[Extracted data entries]
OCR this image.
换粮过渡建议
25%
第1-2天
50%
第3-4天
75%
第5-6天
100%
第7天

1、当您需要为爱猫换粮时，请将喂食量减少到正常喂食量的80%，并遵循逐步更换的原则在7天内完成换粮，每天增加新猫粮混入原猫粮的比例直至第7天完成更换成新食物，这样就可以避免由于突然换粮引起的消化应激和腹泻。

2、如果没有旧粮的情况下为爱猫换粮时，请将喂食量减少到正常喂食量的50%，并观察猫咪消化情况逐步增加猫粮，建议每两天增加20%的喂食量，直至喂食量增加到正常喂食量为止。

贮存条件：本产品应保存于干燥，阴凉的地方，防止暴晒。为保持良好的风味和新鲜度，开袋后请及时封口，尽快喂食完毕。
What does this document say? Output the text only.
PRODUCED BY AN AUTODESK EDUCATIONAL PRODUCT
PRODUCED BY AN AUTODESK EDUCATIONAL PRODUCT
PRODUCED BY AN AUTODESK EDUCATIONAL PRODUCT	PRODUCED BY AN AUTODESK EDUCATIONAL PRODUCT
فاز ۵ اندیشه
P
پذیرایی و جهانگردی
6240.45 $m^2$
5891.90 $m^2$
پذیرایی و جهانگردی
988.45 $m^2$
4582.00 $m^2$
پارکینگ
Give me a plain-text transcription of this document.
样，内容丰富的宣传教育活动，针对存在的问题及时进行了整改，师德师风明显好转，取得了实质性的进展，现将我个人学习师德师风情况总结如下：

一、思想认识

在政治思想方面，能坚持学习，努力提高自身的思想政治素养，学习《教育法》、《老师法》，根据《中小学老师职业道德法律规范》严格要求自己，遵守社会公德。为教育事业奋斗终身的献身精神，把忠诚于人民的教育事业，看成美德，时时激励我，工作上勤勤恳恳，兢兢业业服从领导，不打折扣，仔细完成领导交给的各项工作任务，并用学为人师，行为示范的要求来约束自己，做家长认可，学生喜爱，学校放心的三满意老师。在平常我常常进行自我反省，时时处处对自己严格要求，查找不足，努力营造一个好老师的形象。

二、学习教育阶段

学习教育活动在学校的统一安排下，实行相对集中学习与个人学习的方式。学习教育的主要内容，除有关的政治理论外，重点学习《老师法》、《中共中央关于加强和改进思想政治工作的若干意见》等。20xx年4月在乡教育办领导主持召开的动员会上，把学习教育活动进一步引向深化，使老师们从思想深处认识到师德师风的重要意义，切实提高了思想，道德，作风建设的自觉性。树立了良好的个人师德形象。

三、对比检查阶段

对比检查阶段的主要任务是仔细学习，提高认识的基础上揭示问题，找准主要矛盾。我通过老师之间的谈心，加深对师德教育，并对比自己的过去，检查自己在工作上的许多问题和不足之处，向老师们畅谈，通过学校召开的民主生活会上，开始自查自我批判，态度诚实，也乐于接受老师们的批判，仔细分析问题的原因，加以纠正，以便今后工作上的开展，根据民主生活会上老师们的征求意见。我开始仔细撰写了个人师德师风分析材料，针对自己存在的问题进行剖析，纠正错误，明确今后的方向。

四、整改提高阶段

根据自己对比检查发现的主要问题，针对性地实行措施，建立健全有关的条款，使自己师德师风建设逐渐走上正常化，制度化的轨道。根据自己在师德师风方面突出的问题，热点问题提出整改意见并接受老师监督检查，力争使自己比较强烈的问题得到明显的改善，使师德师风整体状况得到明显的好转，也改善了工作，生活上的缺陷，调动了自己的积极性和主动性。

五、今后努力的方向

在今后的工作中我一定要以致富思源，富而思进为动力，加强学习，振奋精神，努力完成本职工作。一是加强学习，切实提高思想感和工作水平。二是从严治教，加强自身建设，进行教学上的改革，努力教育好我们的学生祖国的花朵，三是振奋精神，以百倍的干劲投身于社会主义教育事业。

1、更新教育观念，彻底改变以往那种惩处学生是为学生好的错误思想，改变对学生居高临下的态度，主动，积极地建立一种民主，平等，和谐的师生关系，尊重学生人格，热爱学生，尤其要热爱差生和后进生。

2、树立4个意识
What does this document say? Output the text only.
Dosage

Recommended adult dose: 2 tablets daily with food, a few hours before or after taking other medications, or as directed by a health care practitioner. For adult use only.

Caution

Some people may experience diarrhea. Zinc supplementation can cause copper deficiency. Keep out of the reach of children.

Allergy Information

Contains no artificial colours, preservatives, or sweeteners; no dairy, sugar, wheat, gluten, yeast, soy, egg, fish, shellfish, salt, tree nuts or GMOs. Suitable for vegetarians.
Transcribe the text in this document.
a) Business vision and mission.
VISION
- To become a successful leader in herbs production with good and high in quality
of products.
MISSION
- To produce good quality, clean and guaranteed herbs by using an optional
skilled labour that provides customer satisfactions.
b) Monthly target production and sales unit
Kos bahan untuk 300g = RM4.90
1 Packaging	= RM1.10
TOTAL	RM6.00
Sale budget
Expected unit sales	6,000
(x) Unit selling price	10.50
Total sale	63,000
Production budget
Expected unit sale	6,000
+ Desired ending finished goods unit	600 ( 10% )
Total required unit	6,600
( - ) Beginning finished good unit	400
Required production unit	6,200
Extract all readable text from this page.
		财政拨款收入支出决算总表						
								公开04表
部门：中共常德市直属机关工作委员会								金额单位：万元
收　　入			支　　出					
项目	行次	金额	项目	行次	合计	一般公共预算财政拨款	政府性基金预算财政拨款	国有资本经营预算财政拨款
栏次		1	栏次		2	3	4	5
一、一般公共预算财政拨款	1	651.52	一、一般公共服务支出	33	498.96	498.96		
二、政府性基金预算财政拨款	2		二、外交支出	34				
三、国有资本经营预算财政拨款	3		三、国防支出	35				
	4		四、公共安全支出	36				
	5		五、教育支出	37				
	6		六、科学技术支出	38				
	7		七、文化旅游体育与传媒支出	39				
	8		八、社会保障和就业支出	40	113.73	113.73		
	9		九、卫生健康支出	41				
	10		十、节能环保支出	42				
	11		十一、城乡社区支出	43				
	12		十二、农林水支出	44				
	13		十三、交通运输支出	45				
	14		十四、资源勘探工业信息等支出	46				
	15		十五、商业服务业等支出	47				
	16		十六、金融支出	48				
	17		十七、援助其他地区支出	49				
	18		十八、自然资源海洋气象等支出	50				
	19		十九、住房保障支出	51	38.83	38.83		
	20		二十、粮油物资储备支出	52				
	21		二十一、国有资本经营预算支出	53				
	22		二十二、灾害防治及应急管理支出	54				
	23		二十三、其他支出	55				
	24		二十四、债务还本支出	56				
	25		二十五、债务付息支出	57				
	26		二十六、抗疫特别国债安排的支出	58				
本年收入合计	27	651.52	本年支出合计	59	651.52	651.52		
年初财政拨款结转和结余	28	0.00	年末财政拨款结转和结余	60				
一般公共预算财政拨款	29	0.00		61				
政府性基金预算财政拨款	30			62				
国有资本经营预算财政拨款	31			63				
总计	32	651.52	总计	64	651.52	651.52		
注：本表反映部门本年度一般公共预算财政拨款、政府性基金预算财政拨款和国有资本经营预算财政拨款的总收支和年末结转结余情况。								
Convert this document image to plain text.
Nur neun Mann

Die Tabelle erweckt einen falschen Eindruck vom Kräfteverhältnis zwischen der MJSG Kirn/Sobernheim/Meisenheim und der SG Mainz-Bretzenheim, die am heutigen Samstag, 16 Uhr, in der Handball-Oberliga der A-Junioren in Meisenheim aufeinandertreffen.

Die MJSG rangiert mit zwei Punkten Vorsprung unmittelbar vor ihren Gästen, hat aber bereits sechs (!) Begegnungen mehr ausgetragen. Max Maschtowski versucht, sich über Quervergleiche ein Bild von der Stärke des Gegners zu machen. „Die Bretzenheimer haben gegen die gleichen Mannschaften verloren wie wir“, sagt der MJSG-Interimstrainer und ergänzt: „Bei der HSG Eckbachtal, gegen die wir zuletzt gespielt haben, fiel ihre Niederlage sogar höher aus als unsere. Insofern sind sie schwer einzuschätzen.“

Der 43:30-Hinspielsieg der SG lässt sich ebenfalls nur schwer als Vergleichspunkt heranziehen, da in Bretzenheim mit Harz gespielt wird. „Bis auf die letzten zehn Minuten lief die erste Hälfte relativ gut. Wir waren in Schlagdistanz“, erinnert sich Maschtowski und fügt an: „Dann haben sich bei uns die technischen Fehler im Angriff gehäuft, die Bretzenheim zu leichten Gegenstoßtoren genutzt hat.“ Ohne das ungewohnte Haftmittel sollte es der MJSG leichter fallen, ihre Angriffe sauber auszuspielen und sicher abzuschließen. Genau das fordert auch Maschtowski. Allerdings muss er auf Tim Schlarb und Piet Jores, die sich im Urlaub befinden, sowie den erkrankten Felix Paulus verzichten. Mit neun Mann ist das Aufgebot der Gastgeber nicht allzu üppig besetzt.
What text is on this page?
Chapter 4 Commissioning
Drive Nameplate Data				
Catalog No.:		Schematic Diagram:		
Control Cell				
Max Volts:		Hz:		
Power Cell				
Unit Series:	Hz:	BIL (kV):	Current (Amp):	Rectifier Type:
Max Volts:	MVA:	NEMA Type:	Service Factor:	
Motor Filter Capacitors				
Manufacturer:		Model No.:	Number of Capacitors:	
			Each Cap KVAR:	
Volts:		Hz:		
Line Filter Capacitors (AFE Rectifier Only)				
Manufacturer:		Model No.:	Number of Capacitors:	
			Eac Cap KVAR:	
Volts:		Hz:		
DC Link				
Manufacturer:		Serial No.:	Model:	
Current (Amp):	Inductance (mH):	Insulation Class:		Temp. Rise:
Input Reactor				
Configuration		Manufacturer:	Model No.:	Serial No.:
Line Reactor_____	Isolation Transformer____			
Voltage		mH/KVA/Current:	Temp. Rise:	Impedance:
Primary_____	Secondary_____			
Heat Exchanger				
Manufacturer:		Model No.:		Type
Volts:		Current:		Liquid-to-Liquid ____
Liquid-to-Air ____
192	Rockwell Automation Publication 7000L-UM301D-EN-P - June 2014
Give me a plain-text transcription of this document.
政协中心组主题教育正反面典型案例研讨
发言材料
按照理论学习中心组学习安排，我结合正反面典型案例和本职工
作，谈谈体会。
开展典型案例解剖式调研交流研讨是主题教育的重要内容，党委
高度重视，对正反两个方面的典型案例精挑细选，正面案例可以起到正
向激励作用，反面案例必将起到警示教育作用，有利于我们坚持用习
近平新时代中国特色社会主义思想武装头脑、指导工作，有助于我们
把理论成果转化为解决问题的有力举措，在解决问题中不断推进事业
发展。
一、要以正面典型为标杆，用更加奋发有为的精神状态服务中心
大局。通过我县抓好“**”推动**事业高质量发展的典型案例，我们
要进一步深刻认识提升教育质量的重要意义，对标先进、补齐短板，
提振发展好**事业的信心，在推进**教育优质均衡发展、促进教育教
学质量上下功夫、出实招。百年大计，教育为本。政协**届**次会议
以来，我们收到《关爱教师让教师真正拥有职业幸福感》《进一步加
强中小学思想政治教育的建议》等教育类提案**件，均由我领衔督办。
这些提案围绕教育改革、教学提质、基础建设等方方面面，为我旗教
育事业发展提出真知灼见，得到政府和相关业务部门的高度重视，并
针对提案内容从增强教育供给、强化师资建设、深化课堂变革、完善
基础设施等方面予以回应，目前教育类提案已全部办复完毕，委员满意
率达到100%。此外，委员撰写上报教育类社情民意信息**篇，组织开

▸ **Directive**
Where a line in the entries holds the word "page", copy that line.

▸ **Complete output**
Extract all readable text from this page.
What text is on this page?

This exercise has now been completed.